Excerpts from a figure dataset:
____________
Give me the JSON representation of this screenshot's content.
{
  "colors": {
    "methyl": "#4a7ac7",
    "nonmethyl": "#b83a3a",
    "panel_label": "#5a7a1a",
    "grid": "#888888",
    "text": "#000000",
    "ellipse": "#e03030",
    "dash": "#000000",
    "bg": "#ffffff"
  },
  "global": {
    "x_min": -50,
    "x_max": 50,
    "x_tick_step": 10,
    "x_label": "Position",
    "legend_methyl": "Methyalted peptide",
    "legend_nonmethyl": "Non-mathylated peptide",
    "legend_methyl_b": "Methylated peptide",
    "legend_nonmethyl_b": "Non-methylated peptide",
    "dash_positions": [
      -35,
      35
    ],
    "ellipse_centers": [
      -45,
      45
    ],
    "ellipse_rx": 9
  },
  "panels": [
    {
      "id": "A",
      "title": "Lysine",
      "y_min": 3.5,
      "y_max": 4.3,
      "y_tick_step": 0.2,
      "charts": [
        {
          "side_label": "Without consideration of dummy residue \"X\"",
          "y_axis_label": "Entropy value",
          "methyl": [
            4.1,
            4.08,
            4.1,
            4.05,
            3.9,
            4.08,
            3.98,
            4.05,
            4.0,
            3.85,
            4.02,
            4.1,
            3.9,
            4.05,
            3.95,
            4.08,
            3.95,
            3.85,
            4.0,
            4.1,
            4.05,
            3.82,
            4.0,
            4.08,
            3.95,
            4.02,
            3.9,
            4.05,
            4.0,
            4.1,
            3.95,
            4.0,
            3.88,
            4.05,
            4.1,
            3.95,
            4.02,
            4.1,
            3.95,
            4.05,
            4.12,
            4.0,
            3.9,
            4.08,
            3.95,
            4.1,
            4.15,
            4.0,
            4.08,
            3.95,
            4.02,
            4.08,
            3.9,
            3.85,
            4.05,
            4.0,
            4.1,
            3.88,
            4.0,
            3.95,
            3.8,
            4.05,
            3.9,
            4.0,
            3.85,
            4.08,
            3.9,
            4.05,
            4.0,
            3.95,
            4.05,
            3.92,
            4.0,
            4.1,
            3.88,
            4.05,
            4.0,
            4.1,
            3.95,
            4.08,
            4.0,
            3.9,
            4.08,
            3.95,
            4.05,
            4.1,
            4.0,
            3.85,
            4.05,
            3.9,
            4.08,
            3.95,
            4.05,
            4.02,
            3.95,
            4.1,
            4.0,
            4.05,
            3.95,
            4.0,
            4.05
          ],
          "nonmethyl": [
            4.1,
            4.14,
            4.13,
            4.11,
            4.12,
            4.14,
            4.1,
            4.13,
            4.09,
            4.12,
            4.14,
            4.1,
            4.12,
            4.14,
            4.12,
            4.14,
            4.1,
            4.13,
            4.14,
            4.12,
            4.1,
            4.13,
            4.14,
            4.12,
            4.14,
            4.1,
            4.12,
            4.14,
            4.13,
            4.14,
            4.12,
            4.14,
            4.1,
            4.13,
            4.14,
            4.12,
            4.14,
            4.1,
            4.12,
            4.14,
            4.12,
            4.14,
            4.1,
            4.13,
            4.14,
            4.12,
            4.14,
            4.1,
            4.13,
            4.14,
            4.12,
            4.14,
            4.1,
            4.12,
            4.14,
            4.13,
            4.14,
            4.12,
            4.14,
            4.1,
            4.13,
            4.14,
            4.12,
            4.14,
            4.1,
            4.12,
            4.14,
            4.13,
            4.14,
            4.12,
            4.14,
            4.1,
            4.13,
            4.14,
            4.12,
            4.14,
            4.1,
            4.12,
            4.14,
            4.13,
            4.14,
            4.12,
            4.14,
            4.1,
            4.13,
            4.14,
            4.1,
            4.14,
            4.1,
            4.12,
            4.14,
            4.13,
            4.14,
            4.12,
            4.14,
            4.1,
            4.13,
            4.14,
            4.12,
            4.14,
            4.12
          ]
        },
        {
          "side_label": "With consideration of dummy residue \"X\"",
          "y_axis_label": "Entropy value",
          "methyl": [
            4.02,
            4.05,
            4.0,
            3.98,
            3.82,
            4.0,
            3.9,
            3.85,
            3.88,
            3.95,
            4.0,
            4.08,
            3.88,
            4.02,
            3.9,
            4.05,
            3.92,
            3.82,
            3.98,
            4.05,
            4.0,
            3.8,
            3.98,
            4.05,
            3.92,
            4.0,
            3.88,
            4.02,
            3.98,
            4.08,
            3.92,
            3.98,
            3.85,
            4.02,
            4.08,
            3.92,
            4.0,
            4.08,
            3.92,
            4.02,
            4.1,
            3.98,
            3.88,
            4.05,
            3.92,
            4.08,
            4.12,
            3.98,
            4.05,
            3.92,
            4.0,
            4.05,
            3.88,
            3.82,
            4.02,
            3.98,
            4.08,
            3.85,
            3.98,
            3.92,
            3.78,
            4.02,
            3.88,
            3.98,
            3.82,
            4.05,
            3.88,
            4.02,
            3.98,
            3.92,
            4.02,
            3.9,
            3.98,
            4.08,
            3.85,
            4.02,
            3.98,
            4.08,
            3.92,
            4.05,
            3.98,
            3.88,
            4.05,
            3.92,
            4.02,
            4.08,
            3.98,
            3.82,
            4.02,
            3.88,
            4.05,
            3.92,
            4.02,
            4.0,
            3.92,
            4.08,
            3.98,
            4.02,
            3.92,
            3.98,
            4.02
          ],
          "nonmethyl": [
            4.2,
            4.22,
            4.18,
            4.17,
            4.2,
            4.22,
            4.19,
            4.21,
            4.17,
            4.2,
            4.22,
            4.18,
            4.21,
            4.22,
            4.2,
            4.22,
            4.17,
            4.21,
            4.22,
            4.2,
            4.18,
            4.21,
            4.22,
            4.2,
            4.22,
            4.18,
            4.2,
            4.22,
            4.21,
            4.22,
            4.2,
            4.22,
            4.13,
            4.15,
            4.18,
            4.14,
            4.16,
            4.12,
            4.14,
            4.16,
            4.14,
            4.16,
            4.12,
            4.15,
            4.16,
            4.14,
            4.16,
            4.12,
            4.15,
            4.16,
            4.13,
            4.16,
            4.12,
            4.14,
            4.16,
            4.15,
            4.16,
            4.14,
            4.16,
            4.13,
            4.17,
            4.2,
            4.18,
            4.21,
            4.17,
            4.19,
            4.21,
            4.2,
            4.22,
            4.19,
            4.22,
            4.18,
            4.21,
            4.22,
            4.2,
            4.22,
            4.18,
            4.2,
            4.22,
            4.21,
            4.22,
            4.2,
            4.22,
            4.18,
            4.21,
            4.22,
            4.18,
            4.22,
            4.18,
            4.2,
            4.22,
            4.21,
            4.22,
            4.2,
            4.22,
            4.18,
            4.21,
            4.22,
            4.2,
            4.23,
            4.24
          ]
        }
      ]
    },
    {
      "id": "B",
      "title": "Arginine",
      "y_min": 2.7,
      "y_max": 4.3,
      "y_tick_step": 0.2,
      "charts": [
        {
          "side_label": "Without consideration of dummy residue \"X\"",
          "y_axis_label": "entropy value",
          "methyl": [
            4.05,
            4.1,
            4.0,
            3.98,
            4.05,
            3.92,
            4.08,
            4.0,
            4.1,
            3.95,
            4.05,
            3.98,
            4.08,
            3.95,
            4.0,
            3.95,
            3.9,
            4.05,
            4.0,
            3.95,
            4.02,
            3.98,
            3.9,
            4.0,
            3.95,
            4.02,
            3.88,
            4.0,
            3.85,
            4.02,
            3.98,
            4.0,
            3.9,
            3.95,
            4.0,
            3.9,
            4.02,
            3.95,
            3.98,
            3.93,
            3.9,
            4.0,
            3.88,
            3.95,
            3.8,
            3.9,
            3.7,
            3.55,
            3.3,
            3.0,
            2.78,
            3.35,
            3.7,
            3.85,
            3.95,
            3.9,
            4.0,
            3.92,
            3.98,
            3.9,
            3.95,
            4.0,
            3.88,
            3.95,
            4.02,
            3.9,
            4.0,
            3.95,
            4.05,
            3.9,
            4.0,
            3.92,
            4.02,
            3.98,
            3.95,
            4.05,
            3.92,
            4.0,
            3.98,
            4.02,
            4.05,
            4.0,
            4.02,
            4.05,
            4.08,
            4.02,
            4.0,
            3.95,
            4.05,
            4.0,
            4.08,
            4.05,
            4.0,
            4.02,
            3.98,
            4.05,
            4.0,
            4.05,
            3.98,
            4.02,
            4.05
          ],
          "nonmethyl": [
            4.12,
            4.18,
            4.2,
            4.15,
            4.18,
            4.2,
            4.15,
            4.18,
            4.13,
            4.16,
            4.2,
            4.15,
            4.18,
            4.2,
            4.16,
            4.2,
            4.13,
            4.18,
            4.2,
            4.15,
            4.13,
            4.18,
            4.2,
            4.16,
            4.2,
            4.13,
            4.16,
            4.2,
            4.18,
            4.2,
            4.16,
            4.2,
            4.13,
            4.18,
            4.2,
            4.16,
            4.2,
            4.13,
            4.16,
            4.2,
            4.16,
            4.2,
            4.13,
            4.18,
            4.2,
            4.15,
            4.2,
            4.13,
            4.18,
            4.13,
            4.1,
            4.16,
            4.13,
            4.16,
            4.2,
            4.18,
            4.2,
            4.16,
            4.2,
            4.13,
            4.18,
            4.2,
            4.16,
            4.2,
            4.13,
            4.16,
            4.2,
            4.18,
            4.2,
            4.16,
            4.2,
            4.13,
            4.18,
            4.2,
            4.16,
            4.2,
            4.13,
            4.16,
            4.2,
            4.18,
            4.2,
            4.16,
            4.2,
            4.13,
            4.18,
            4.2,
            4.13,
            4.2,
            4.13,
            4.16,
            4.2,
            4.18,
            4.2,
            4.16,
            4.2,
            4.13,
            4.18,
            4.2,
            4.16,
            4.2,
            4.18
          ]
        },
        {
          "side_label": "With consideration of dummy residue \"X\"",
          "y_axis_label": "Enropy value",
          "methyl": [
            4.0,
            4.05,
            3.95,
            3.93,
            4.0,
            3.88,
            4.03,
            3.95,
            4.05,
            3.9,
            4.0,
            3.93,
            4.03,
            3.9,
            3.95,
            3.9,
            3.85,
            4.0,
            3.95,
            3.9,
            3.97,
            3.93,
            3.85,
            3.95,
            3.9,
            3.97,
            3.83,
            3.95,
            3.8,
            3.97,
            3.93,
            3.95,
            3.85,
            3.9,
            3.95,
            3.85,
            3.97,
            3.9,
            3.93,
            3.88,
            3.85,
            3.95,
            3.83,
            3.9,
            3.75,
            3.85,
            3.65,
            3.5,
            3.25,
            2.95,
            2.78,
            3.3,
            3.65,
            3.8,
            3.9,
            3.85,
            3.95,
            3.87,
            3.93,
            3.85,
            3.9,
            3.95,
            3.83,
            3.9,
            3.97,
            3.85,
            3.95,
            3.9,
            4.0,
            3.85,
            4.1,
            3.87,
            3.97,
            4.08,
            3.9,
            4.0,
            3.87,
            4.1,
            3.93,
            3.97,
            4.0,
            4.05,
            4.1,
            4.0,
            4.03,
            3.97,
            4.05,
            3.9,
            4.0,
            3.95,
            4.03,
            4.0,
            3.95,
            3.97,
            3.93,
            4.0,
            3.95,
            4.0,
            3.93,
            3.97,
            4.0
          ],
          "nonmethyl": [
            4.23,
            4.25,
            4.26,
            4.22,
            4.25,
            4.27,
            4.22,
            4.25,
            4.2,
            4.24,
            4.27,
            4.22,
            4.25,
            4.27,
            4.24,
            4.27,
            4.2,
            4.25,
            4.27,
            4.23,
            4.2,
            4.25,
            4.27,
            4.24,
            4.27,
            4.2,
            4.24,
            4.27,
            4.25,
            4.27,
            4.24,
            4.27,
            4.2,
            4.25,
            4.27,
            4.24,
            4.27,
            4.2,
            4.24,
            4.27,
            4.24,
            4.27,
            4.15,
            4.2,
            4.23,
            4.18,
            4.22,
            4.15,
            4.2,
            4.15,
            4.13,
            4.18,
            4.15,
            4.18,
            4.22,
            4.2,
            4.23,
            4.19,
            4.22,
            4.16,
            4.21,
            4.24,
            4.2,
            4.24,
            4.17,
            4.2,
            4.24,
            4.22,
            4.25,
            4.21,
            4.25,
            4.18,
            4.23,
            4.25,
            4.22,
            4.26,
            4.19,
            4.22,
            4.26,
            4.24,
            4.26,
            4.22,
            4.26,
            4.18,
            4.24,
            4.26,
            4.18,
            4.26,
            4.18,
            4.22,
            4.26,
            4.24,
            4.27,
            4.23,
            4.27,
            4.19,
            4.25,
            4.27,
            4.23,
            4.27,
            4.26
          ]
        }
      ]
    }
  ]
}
____________
Search the entries for the string "peptide" and collect each line that has it.

    "legend_methyl": "Methyalted peptide",
    "legend_nonmethyl": "Non-mathylated peptide",
    "legend_methyl_b": "Methylated peptide",
    "legend_nonmethyl_b": "Non-methylated peptide",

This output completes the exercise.